Rewrite each of the entries below as a JSON list of strings, with one string per line and any blank lines left out.

(Labeled region entries)
--- BEGIN ---

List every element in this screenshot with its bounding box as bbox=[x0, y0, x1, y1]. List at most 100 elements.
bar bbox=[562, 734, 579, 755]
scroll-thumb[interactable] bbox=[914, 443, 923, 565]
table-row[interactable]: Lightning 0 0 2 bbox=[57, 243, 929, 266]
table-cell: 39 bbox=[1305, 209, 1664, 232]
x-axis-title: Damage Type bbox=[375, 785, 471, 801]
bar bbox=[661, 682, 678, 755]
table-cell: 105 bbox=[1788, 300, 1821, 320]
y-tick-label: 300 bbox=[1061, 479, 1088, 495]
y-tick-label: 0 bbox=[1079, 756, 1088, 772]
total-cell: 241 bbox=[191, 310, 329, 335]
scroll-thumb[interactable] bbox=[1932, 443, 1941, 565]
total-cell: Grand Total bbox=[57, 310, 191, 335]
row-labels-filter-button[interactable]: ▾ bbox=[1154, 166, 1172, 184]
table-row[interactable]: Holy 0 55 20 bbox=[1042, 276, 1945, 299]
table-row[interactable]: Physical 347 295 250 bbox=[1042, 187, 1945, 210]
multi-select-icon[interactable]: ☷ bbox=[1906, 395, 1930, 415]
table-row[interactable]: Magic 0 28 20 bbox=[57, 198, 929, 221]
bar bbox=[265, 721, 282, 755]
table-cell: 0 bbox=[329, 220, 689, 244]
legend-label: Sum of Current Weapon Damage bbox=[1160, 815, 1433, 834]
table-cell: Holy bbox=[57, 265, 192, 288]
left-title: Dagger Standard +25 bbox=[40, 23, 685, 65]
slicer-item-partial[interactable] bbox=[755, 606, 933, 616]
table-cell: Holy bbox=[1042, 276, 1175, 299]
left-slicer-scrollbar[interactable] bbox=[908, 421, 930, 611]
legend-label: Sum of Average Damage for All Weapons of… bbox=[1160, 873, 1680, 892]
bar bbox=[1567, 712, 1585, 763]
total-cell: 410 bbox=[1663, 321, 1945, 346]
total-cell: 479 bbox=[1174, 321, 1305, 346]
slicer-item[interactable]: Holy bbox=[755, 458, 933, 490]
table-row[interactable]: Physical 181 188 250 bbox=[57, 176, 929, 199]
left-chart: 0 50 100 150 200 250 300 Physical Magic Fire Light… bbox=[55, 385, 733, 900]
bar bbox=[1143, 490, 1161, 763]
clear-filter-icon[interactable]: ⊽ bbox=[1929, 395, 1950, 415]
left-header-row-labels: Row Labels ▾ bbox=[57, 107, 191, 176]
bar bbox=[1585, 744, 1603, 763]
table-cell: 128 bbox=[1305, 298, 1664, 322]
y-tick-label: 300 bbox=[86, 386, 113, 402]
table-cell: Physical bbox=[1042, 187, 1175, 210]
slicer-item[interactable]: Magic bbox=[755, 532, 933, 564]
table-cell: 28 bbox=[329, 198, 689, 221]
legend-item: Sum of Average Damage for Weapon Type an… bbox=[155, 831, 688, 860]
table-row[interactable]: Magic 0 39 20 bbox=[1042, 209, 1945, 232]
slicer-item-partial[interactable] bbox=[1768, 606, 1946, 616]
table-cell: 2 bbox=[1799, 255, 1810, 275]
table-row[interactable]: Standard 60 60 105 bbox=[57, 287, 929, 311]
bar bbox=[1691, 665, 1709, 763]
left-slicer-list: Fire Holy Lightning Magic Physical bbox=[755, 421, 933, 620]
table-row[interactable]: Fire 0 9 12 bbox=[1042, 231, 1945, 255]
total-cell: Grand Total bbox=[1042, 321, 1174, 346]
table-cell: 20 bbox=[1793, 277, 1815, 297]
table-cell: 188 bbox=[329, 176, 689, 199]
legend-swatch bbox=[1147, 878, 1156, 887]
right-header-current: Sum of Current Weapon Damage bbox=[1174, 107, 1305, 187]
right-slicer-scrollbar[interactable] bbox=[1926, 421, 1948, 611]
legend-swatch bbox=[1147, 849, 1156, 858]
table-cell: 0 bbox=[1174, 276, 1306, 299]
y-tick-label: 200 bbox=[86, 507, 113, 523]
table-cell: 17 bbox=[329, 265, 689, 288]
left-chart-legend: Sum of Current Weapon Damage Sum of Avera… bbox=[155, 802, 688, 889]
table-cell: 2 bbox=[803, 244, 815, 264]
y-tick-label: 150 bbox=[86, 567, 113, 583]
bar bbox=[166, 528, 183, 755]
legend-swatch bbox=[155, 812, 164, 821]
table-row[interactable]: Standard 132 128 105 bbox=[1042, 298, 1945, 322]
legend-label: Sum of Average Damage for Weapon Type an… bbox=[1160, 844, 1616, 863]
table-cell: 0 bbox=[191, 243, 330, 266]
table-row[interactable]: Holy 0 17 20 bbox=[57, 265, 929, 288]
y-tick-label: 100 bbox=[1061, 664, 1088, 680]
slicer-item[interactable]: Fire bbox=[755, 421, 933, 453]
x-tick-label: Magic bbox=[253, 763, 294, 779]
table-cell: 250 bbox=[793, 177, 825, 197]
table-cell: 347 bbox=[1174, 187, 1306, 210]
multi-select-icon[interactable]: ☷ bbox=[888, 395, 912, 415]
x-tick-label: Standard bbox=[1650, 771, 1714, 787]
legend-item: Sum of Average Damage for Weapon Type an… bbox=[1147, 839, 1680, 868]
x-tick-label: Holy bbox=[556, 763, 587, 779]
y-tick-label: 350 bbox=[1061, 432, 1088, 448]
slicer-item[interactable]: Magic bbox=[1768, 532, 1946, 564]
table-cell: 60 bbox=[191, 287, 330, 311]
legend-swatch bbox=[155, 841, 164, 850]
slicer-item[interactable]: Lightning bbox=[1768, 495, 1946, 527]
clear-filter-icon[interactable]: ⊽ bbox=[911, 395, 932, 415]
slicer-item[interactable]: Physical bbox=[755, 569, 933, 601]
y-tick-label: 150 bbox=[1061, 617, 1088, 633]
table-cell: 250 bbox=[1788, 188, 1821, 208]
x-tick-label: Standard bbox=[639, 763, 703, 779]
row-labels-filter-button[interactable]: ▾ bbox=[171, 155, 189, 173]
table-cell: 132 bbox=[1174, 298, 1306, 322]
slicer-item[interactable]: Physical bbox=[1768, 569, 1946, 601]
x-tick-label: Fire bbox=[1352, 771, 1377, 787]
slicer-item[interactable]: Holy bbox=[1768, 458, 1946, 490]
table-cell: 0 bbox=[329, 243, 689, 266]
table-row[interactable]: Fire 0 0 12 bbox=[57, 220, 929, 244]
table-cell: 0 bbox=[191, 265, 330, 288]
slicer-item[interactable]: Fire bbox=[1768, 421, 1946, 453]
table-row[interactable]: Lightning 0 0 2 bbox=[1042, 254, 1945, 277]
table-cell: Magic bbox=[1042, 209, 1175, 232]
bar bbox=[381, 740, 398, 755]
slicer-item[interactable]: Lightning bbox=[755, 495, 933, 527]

--- END ---

#### Task answer
[
  "List every element in this screenshot with its bounding box as bbox=[x0, y0, x1, y1]. List at most 100 elements.",
  "bar bbox=[562, 734, 579, 755]",
  "scroll-thumb[interactable] bbox=[914, 443, 923, 565]",
  "table-row[interactable]: Lightning 0 0 2 bbox=[57, 243, 929, 266]",
  "table-cell: 39 bbox=[1305, 209, 1664, 232]",
  "x-axis-title: Damage Type bbox=[375, 785, 471, 801]",
  "bar bbox=[661, 682, 678, 755]",
  "table-cell: 105 bbox=[1788, 300, 1821, 320]",
  "y-tick-label: 300 bbox=[1061, 479, 1088, 495]",
  "y-tick-label: 0 bbox=[1079, 756, 1088, 772]",
  "total-cell: 241 bbox=[191, 310, 329, 335]",
  "scroll-thumb[interactable] bbox=[1932, 443, 1941, 565]",
  "total-cell: Grand Total bbox=[57, 310, 191, 335]",
  "row-labels-filter-button[interactable]: ▾ bbox=[1154, 166, 1172, 184]",
  "table-row[interactable]: Holy 0 55 20 bbox=[1042, 276, 1945, 299]",
  "table-row[interactable]: Physical 347 295 250 bbox=[1042, 187, 1945, 210]",
  "multi-select-icon[interactable]: ☷ bbox=[1906, 395, 1930, 415]",
  "table-row[interactable]: Magic 0 28 20 bbox=[57, 198, 929, 221]",
  "bar bbox=[265, 721, 282, 755]",
  "table-cell: 0 bbox=[329, 220, 689, 244]",
  "legend-label: Sum of Current Weapon Damage bbox=[1160, 815, 1433, 834]",
  "table-cell: Holy bbox=[57, 265, 192, 288]",
  "left-title: Dagger Standard +25 bbox=[40, 23, 685, 65]",
  "slicer-item-partial[interactable] bbox=[755, 606, 933, 616]",
  "table-cell: Holy bbox=[1042, 276, 1175, 299]",
  "left-slicer-scrollbar[interactable] bbox=[908, 421, 930, 611]",
  "legend-label: Sum of Average Damage for All Weapons of… bbox=[1160, 873, 1680, 892]",
  "bar bbox=[1567, 712, 1585, 763]",
  "total-cell: 410 bbox=[1663, 321, 1945, 346]",
  "total-cell: 479 bbox=[1174, 321, 1305, 346]",
  "slicer-item[interactable]: Holy bbox=[755, 458, 933, 490]",
  "table-row[interactable]: Physical 181 188 250 bbox=[57, 176, 929, 199]",
  "left-chart: 0 50 100 150 200 250 300 Physical Magic Fire Light… bbox=[55, 385, 733, 900]",
  "bar bbox=[1143, 490, 1161, 763]",
  "clear-filter-icon[interactable]: ⊽ bbox=[1929, 395, 1950, 415]",
  "left-header-row-labels: Row Labels ▾ bbox=[57, 107, 191, 176]",
  "bar bbox=[1585, 744, 1603, 763]",
  "table-cell: 128 bbox=[1305, 298, 1664, 322]",
  "y-tick-label: 300 bbox=[86, 386, 113, 402]",
  "table-cell: Physical bbox=[1042, 187, 1175, 210]",
  "slicer-item[interactable]: Magic bbox=[755, 532, 933, 564]",
  "table-cell: 28 bbox=[329, 198, 689, 221]",
  "legend-item: Sum of Average Damage for Weapon Type an… bbox=[155, 831, 688, 860]",
  "table-row[interactable]: Magic 0 39 20 bbox=[1042, 209, 1945, 232]",
  "slicer-item-partial[interactable] bbox=[1768, 606, 1946, 616]",
  "table-cell: 2 bbox=[1799, 255, 1810, 275]",
  "table-row[interactable]: Standard 60 60 105 bbox=[57, 287, 929, 311]",
  "bar bbox=[1691, 665, 1709, 763]",
  "left-slicer-list: Fire Holy Lightning Magic Physical bbox=[755, 421, 933, 620]",
  "table-row[interactable]: Fire 0 9 12 bbox=[1042, 231, 1945, 255]",
  "total-cell: Grand Total bbox=[1042, 321, 1174, 346]",
  "table-cell: 20 bbox=[1793, 277, 1815, 297]",
  "table-cell: 188 bbox=[329, 176, 689, 199]",
  "legend-swatch bbox=[1147, 878, 1156, 887]",
  "right-header-current: Sum of Current Weapon Damage bbox=[1174, 107, 1305, 187]",
  "right-slicer-scrollbar[interactable] bbox=[1926, 421, 1948, 611]",
  "legend-swatch bbox=[1147, 849, 1156, 858]",
  "table-cell: 0 bbox=[1174, 276, 1306, 299]",
  "y-tick-label: 200 bbox=[86, 507, 113, 523]",
  "table-cell: 17 bbox=[329, 265, 689, 288]",
  "left-chart-legend: Sum of Current Weapon Damage Sum of Avera… bbox=[155, 802, 688, 889]",
  "table-cell: 2 bbox=[803, 244, 815, 264]",
  "y-tick-label: 150 bbox=[86, 567, 113, 583]",
  "bar bbox=[166, 528, 183, 755]",
  "legend-swatch bbox=[155, 812, 164, 821]",
  "table-row[interactable]: Standard 132 128 105 bbox=[1042, 298, 1945, 322]",
  "legend-label: Sum of Average Damage for Weapon Type an… bbox=[1160, 844, 1616, 863]",
  "table-cell: 0 bbox=[191, 243, 330, 266]",
  "table-row[interactable]: Holy 0 17 20 bbox=[57, 265, 929, 288]",
  "y-tick-label: 100 bbox=[1061, 664, 1088, 680]",
  "slicer-item[interactable]: Fire bbox=[755, 421, 933, 453]",
  "x-tick-label: Magic bbox=[253, 763, 294, 779]",
  "table-cell: 250 bbox=[793, 177, 825, 197]",
  "table-cell: 347 bbox=[1174, 187, 1306, 210]",
  "multi-select-icon[interactable]: ☷ bbox=[888, 395, 912, 415]",
  "x-tick-label: Standard bbox=[1650, 771, 1714, 787]",
  "legend-item: Sum of Average Damage for Weapon Type an… bbox=[1147, 839, 1680, 868]",
  "x-tick-label: Holy bbox=[556, 763, 587, 779]",
  "y-tick-label: 350 bbox=[1061, 432, 1088, 448]",
  "slicer-item[interactable]: Magic bbox=[1768, 532, 1946, 564]",
  "table-cell: 60 bbox=[191, 287, 330, 311]",
  "legend-swatch bbox=[155, 841, 164, 850]",
  "slicer-item[interactable]: Lightning bbox=[1768, 495, 1946, 527]",
  "clear-filter-icon[interactable]: ⊽ bbox=[911, 395, 932, 415]",
  "slicer-item[interactable]: Physical bbox=[755, 569, 933, 601]",
  "y-tick-label: 150 bbox=[1061, 617, 1088, 633]",
  "table-cell: 250 bbox=[1788, 188, 1821, 208]",
  "x-tick-label: Standard bbox=[639, 763, 703, 779]",
  "row-labels-filter-button[interactable]: ▾ bbox=[171, 155, 189, 173]",
  "table-cell: 132 bbox=[1174, 298, 1306, 322]",
  "slicer-item[interactable]: Physical bbox=[1768, 569, 1946, 601]",
  "x-tick-label: Fire bbox=[1352, 771, 1377, 787]",
  "slicer-item[interactable]: Holy bbox=[1768, 458, 1946, 490]",
  "table-cell: 0 bbox=[329, 243, 689, 266]",
  "table-row[interactable]: Fire 0 0 12 bbox=[57, 220, 929, 244]",
  "table-cell: 0 bbox=[191, 265, 330, 288]",
  "slicer-item[interactable]: Fire bbox=[1768, 421, 1946, 453]",
  "table-row[interactable]: Lightning 0 0 2 bbox=[1042, 254, 1945, 277]",
  "table-cell: Magic bbox=[1042, 209, 1175, 232]",
  "bar bbox=[381, 740, 398, 755]",
  "slicer-item[interactable]: Lightning bbox=[755, 495, 933, 527]"
]